◆ What you are asked to do ◆
Return exactly the span of lines that opens with the line containing "Transcribe this image's" and closes with the last line of the data, inclusive.

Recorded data
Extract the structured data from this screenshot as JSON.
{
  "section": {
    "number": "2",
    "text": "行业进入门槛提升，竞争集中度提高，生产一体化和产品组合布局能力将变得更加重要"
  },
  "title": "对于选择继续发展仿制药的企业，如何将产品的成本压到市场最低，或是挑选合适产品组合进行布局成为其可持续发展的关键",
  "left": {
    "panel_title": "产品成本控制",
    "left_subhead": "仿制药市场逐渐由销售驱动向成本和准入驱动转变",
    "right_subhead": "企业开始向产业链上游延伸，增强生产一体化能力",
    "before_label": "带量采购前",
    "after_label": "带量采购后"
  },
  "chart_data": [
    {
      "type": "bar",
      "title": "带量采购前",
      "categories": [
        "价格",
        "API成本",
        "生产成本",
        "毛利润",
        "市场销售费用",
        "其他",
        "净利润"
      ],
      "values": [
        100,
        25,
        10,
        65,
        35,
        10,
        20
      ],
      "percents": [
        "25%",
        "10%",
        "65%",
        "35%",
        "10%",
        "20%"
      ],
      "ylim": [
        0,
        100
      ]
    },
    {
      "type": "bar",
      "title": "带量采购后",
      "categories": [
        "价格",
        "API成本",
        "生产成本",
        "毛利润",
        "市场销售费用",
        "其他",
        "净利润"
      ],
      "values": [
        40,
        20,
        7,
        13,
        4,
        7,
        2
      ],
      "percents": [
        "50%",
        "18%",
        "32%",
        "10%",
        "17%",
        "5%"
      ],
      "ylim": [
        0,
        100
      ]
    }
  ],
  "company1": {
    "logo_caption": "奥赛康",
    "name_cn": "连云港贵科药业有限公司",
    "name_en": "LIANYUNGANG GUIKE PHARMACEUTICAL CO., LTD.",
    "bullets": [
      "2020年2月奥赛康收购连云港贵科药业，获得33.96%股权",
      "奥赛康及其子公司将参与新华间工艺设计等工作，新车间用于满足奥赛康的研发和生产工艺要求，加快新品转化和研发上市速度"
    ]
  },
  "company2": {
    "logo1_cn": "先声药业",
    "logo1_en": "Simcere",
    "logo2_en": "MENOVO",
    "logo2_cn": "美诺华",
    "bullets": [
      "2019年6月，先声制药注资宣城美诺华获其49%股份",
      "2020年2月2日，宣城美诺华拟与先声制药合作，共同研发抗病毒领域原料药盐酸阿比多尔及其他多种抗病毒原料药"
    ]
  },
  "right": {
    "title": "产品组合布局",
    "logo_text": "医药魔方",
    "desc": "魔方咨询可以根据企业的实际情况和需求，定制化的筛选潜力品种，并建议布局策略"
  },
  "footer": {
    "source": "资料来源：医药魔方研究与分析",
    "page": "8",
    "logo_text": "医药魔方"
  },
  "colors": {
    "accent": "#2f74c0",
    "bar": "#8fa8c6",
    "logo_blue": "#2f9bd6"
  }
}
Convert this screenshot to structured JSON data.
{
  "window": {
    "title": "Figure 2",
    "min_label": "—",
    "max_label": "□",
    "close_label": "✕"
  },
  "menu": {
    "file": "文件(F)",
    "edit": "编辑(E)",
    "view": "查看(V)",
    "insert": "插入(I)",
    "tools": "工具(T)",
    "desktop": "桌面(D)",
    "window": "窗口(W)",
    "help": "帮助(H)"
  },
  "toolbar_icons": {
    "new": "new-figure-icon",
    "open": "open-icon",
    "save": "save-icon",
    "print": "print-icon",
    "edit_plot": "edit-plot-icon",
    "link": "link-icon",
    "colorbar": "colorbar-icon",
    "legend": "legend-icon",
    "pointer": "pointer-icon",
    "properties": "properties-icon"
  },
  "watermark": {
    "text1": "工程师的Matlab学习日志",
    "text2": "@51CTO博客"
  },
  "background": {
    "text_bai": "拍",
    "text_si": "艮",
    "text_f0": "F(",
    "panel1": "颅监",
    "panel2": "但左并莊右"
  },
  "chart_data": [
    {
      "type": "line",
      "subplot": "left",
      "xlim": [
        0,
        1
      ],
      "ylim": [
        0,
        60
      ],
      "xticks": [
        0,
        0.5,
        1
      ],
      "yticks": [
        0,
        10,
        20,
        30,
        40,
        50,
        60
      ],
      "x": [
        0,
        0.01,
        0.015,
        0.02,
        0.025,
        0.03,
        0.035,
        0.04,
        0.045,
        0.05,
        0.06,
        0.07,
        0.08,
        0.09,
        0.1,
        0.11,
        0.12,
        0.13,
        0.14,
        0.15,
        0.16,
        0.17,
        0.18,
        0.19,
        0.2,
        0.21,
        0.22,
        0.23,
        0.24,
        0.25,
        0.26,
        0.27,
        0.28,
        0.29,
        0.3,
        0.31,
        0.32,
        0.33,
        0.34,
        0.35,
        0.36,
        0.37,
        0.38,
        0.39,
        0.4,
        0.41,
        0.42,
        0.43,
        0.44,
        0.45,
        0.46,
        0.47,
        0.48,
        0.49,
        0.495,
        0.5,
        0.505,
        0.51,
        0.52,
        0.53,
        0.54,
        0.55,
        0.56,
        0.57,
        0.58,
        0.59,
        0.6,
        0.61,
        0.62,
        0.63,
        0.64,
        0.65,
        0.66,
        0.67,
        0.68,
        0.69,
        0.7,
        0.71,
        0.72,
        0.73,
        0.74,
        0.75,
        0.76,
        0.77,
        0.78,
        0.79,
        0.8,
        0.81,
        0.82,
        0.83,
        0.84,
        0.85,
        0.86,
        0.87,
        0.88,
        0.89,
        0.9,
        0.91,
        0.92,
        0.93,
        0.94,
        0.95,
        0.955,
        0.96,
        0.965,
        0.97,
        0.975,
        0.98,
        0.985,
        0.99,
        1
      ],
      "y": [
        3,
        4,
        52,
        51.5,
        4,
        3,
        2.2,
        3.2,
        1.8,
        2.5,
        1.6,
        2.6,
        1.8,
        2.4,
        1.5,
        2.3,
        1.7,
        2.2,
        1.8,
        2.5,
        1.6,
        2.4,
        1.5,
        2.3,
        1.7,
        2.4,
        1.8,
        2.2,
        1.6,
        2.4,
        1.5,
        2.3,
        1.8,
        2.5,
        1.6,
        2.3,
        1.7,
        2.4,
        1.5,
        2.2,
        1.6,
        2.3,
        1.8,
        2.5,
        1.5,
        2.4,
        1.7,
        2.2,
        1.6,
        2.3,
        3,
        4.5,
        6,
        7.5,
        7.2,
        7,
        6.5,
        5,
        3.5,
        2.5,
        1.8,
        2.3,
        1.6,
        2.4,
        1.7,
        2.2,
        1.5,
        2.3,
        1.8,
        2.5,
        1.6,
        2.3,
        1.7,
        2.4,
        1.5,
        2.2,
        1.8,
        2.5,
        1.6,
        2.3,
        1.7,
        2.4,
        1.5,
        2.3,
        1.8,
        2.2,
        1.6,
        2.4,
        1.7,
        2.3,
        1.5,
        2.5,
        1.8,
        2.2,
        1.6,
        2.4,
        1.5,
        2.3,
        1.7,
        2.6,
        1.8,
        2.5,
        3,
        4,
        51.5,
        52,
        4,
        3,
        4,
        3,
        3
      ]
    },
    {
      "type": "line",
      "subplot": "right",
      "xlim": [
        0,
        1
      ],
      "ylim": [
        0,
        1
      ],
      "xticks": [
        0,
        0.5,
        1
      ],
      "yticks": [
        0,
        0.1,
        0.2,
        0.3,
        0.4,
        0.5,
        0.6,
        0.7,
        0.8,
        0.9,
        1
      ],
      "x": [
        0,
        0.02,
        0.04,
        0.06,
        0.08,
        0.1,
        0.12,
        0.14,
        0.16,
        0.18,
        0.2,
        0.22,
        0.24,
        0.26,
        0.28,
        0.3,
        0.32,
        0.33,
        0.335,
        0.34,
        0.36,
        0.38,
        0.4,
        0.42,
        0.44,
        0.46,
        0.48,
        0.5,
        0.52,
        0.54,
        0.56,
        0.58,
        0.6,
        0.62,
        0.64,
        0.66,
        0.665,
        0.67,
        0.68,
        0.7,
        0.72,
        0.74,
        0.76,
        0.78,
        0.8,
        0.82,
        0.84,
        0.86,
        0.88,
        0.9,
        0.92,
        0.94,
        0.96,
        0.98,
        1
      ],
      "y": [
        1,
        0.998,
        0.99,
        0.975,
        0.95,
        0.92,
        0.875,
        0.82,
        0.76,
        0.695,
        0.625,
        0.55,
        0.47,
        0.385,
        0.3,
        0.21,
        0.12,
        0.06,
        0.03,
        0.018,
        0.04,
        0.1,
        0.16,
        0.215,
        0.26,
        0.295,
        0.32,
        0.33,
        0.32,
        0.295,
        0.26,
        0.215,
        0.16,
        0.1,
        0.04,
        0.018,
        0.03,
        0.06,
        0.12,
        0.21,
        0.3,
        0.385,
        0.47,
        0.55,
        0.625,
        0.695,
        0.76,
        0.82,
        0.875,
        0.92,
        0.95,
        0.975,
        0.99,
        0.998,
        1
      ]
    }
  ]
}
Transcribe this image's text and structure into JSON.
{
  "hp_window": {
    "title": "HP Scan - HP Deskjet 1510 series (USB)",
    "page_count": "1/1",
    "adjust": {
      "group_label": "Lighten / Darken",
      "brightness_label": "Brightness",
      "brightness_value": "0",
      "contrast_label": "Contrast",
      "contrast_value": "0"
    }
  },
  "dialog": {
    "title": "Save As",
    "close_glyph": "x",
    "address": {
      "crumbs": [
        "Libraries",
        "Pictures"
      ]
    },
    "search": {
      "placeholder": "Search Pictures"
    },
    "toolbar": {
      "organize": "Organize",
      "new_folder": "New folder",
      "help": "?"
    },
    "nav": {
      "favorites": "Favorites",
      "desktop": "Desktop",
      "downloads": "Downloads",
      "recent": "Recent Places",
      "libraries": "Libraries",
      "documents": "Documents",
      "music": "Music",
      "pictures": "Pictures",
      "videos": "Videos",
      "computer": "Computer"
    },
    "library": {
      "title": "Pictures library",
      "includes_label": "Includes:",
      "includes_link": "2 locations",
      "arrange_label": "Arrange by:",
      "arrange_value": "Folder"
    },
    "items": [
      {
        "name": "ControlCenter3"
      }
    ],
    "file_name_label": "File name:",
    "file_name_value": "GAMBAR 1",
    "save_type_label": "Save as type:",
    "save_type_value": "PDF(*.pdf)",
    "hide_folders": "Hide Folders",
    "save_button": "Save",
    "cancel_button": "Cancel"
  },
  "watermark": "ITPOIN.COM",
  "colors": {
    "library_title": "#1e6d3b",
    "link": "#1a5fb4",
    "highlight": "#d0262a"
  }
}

◆ Result of the exercise ◆
Transcribe this image's text and structure into JSON.
{
  "hp_window": {
    "title": "HP Scan - HP Deskjet 1510 series (USB)",
    "page_count": "1/1",
    "adjust": {
      "group_label": "Lighten / Darken",
      "brightness_label": "Brightness",
      "brightness_value": "0",
      "contrast_label": "Contrast",
      "contrast_value": "0"
    }
  },
  "dialog": {
    "title": "Save As",
    "close_glyph": "x",
    "address": {
      "crumbs": [
        "Libraries",
        "Pictures"
      ]
    },
    "search": {
      "placeholder": "Search Pictures"
    },
    "toolbar": {
      "organize": "Organize",
      "new_folder": "New folder",
      "help": "?"
    },
    "nav": {
      "favorites": "Favorites",
      "desktop": "Desktop",
      "downloads": "Downloads",
      "recent": "Recent Places",
      "libraries": "Libraries",
      "documents": "Documents",
      "music": "Music",
      "pictures": "Pictures",
      "videos": "Videos",
      "computer": "Computer"
    },
    "library": {
      "title": "Pictures library",
      "includes_label": "Includes:",
      "includes_link": "2 locations",
      "arrange_label": "Arrange by:",
      "arrange_value": "Folder"
    },
    "items": [
      {
        "name": "ControlCenter3"
      }
    ],
    "file_name_label": "File name:",
    "file_name_value": "GAMBAR 1",
    "save_type_label": "Save as type:",
    "save_type_value": "PDF(*.pdf)",
    "hide_folders": "Hide Folders",
    "save_button": "Save",
    "cancel_button": "Cancel"
  },
  "watermark": "ITPOIN.COM",
  "colors": {
    "library_title": "#1e6d3b",
    "link": "#1a5fb4",
    "highlight": "#d0262a"
  }
}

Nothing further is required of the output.